>> Start Record extracts
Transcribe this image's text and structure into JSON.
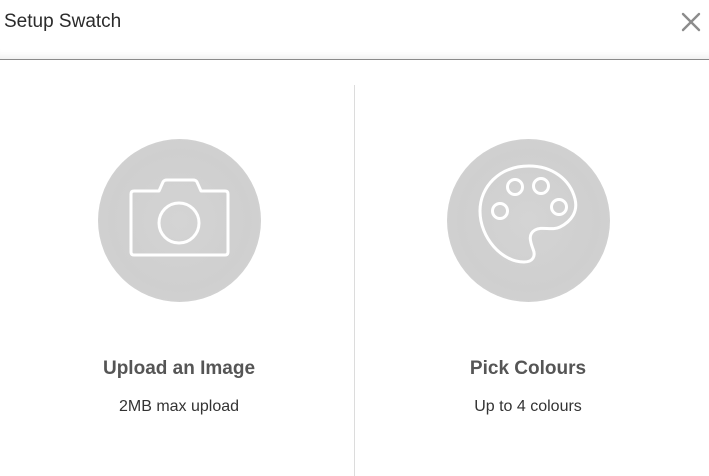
{
  "dialog": {
    "title": "Setup Swatch",
    "close_icon": "close-icon"
  },
  "options": [
    {
      "title": "Upload an Image",
      "subtitle": "2MB max upload",
      "icon": "camera-icon"
    },
    {
      "title": "Pick Colours",
      "subtitle": "Up to 4 colours",
      "icon": "palette-icon"
    }
  ],
  "colors": {
    "circle_fill": "#d1d1d1",
    "icon_stroke": "#ffffff",
    "header_border": "#8a8a8a",
    "divider": "#dcdcdc"
  }
}
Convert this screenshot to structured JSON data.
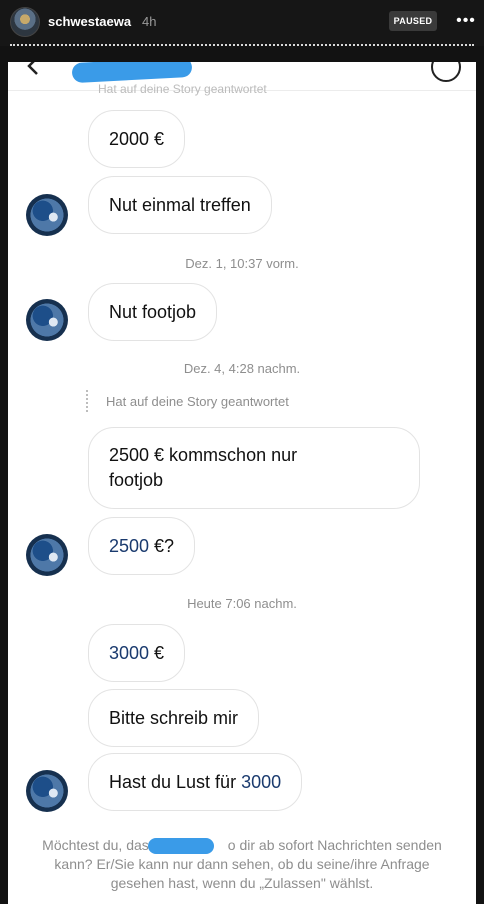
{
  "story": {
    "username": "schwestaewa",
    "time": "4h",
    "paused_label": "PAUSED",
    "more_icon": "more-horizontal-icon"
  },
  "chat": {
    "faded_reply": "Hat auf deine Story geantwortet",
    "messages": [
      {
        "text": "2000 €"
      },
      {
        "text": "Nut einmal treffen"
      },
      {
        "timestamp": "Dez. 1, 10:37 vorm."
      },
      {
        "text": "Nut footjob"
      },
      {
        "timestamp": "Dez. 4, 4:28 nachm."
      },
      {
        "reply": "Hat auf deine Story geantwortet"
      },
      {
        "text_line1": "2500 € kommschon  nur",
        "text_line2": "footjob"
      },
      {
        "num": "2500",
        "rest": " €?"
      },
      {
        "timestamp": "Heute 7:06 nachm."
      },
      {
        "num": "3000",
        "rest": " €"
      },
      {
        "text": "Bitte schreib mir"
      },
      {
        "prefix": "Hast du Lust für ",
        "num": "3000"
      }
    ],
    "footer": {
      "line1_a": "Möchtest du, dass",
      "line1_b": "o dir ab sofort Nachrichten senden",
      "line2": "kann? Er/Sie kann nur dann sehen, ob du seine/ihre Anfrage",
      "line3": "gesehen hast, wenn du „Zulassen\" wählst."
    }
  },
  "colors": {
    "accent_blue": "#3a9be8",
    "number_blue": "#1a3a6e"
  }
}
>> End Record extracts
__Work to be completed__
Copy each line of the records precisely and drop any images they hold.

__Task output__
Transcribe this image's text and structure into JSON.
{
  "dialog": {
    "title": "Setup Swatch",
    "close_icon": "close-icon"
  },
  "options": [
    {
      "title": "Upload an Image",
      "subtitle": "2MB max upload",
      "icon": "camera-icon"
    },
    {
      "title": "Pick Colours",
      "subtitle": "Up to 4 colours",
      "icon": "palette-icon"
    }
  ],
  "colors": {
    "circle_fill": "#d1d1d1",
    "icon_stroke": "#ffffff",
    "header_border": "#8a8a8a",
    "divider": "#dcdcdc"
  }
}
Convert this screenshot to structured JSON data.
{
  "story": {
    "username": "schwestaewa",
    "time": "4h",
    "paused_label": "PAUSED",
    "more_icon": "more-horizontal-icon"
  },
  "chat": {
    "faded_reply": "Hat auf deine Story geantwortet",
    "messages": [
      {
        "text": "2000 €"
      },
      {
        "text": "Nut einmal treffen"
      },
      {
        "timestamp": "Dez. 1, 10:37 vorm."
      },
      {
        "text": "Nut footjob"
      },
      {
        "timestamp": "Dez. 4, 4:28 nachm."
      },
      {
        "reply": "Hat auf deine Story geantwortet"
      },
      {
        "text_line1": "2500 € kommschon  nur",
        "text_line2": "footjob"
      },
      {
        "num": "2500",
        "rest": " €?"
      },
      {
        "timestamp": "Heute 7:06 nachm."
      },
      {
        "num": "3000",
        "rest": " €"
      },
      {
        "text": "Bitte schreib mir"
      },
      {
        "prefix": "Hast du Lust für ",
        "num": "3000"
      }
    ],
    "footer": {
      "line1_a": "Möchtest du, dass",
      "line1_b": "o dir ab sofort Nachrichten senden",
      "line2": "kann? Er/Sie kann nur dann sehen, ob du seine/ihre Anfrage",
      "line3": "gesehen hast, wenn du „Zulassen\" wählst."
    }
  },
  "colors": {
    "accent_blue": "#3a9be8",
    "number_blue": "#1a3a6e"
  }
}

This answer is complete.